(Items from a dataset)
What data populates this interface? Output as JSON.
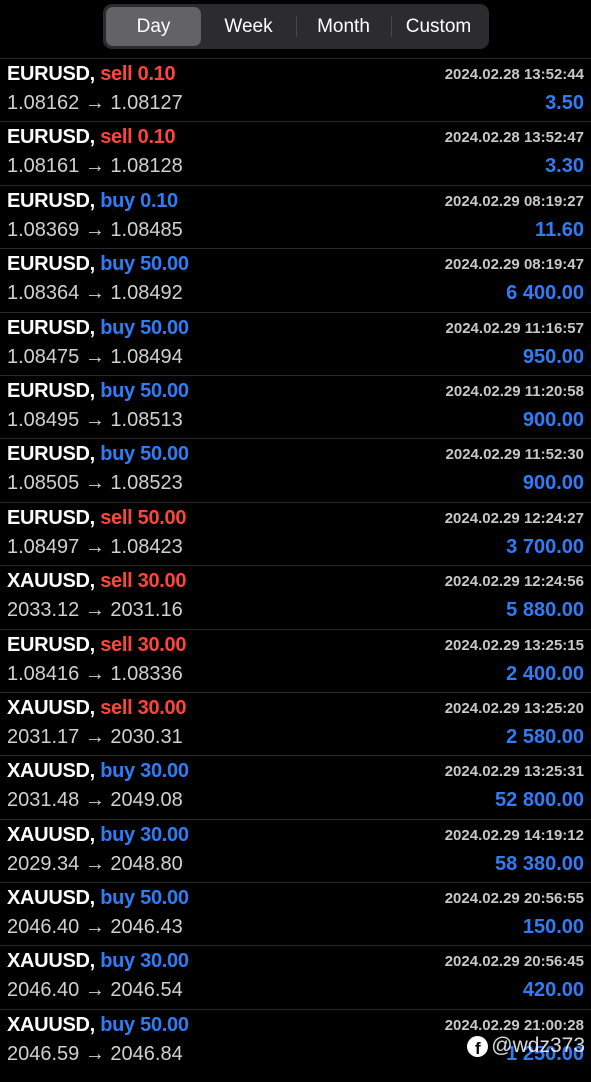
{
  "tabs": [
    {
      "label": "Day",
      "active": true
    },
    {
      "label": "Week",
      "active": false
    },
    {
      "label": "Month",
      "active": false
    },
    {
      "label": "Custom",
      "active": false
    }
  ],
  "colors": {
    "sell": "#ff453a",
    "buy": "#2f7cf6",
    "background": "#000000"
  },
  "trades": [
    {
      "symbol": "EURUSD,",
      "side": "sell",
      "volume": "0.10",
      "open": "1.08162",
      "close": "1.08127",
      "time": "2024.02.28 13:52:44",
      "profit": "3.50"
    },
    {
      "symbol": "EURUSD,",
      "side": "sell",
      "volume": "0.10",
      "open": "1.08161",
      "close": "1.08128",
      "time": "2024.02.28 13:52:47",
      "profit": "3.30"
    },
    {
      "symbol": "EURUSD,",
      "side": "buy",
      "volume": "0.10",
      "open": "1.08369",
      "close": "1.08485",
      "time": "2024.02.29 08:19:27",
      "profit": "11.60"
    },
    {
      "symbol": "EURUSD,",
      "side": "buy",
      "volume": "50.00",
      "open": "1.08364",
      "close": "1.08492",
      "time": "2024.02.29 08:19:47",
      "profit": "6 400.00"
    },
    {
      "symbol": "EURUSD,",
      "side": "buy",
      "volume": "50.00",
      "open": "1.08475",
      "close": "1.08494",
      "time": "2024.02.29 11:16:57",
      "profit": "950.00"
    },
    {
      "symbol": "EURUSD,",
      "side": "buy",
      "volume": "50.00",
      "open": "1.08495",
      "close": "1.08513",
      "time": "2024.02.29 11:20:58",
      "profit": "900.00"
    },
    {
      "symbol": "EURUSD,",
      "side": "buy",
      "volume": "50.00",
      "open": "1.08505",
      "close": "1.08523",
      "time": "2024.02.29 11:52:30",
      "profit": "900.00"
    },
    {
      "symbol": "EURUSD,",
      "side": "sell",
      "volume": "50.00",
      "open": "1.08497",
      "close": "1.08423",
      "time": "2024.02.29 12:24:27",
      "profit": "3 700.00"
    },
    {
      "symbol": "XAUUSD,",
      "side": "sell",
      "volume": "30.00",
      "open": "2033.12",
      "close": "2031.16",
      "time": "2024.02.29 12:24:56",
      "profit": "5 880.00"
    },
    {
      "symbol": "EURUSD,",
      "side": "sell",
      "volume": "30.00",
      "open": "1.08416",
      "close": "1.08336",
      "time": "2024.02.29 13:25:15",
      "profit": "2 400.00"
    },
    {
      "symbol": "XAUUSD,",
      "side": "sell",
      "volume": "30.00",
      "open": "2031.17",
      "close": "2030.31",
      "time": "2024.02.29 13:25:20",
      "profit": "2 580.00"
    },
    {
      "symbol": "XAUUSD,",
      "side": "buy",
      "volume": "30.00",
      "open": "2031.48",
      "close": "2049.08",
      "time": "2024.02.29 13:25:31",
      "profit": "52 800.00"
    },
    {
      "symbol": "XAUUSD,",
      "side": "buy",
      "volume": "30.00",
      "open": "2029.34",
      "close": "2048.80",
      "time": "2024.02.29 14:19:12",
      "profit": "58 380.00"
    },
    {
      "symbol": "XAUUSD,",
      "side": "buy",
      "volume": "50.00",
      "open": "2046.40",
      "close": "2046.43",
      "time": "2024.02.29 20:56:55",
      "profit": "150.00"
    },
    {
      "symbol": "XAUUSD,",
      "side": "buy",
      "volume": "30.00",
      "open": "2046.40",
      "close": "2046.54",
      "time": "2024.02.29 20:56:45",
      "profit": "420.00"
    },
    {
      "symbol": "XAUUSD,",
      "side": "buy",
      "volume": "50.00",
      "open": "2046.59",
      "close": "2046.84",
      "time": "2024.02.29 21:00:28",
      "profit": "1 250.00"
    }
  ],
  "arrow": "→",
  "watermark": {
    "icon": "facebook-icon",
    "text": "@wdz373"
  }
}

_Request_: In your copy, leave out the pictures and reproduce the material above exactly.

_Solution to this task_:
What data populates this interface? Output as JSON.
{
  "tabs": [
    {
      "label": "Day",
      "active": true
    },
    {
      "label": "Week",
      "active": false
    },
    {
      "label": "Month",
      "active": false
    },
    {
      "label": "Custom",
      "active": false
    }
  ],
  "colors": {
    "sell": "#ff453a",
    "buy": "#2f7cf6",
    "background": "#000000"
  },
  "trades": [
    {
      "symbol": "EURUSD,",
      "side": "sell",
      "volume": "0.10",
      "open": "1.08162",
      "close": "1.08127",
      "time": "2024.02.28 13:52:44",
      "profit": "3.50"
    },
    {
      "symbol": "EURUSD,",
      "side": "sell",
      "volume": "0.10",
      "open": "1.08161",
      "close": "1.08128",
      "time": "2024.02.28 13:52:47",
      "profit": "3.30"
    },
    {
      "symbol": "EURUSD,",
      "side": "buy",
      "volume": "0.10",
      "open": "1.08369",
      "close": "1.08485",
      "time": "2024.02.29 08:19:27",
      "profit": "11.60"
    },
    {
      "symbol": "EURUSD,",
      "side": "buy",
      "volume": "50.00",
      "open": "1.08364",
      "close": "1.08492",
      "time": "2024.02.29 08:19:47",
      "profit": "6 400.00"
    },
    {
      "symbol": "EURUSD,",
      "side": "buy",
      "volume": "50.00",
      "open": "1.08475",
      "close": "1.08494",
      "time": "2024.02.29 11:16:57",
      "profit": "950.00"
    },
    {
      "symbol": "EURUSD,",
      "side": "buy",
      "volume": "50.00",
      "open": "1.08495",
      "close": "1.08513",
      "time": "2024.02.29 11:20:58",
      "profit": "900.00"
    },
    {
      "symbol": "EURUSD,",
      "side": "buy",
      "volume": "50.00",
      "open": "1.08505",
      "close": "1.08523",
      "time": "2024.02.29 11:52:30",
      "profit": "900.00"
    },
    {
      "symbol": "EURUSD,",
      "side": "sell",
      "volume": "50.00",
      "open": "1.08497",
      "close": "1.08423",
      "time": "2024.02.29 12:24:27",
      "profit": "3 700.00"
    },
    {
      "symbol": "XAUUSD,",
      "side": "sell",
      "volume": "30.00",
      "open": "2033.12",
      "close": "2031.16",
      "time": "2024.02.29 12:24:56",
      "profit": "5 880.00"
    },
    {
      "symbol": "EURUSD,",
      "side": "sell",
      "volume": "30.00",
      "open": "1.08416",
      "close": "1.08336",
      "time": "2024.02.29 13:25:15",
      "profit": "2 400.00"
    },
    {
      "symbol": "XAUUSD,",
      "side": "sell",
      "volume": "30.00",
      "open": "2031.17",
      "close": "2030.31",
      "time": "2024.02.29 13:25:20",
      "profit": "2 580.00"
    },
    {
      "symbol": "XAUUSD,",
      "side": "buy",
      "volume": "30.00",
      "open": "2031.48",
      "close": "2049.08",
      "time": "2024.02.29 13:25:31",
      "profit": "52 800.00"
    },
    {
      "symbol": "XAUUSD,",
      "side": "buy",
      "volume": "30.00",
      "open": "2029.34",
      "close": "2048.80",
      "time": "2024.02.29 14:19:12",
      "profit": "58 380.00"
    },
    {
      "symbol": "XAUUSD,",
      "side": "buy",
      "volume": "50.00",
      "open": "2046.40",
      "close": "2046.43",
      "time": "2024.02.29 20:56:55",
      "profit": "150.00"
    },
    {
      "symbol": "XAUUSD,",
      "side": "buy",
      "volume": "30.00",
      "open": "2046.40",
      "close": "2046.54",
      "time": "2024.02.29 20:56:45",
      "profit": "420.00"
    },
    {
      "symbol": "XAUUSD,",
      "side": "buy",
      "volume": "50.00",
      "open": "2046.59",
      "close": "2046.84",
      "time": "2024.02.29 21:00:28",
      "profit": "1 250.00"
    }
  ],
  "arrow": "→",
  "watermark": {
    "icon": "facebook-icon",
    "text": "@wdz373"
  }
}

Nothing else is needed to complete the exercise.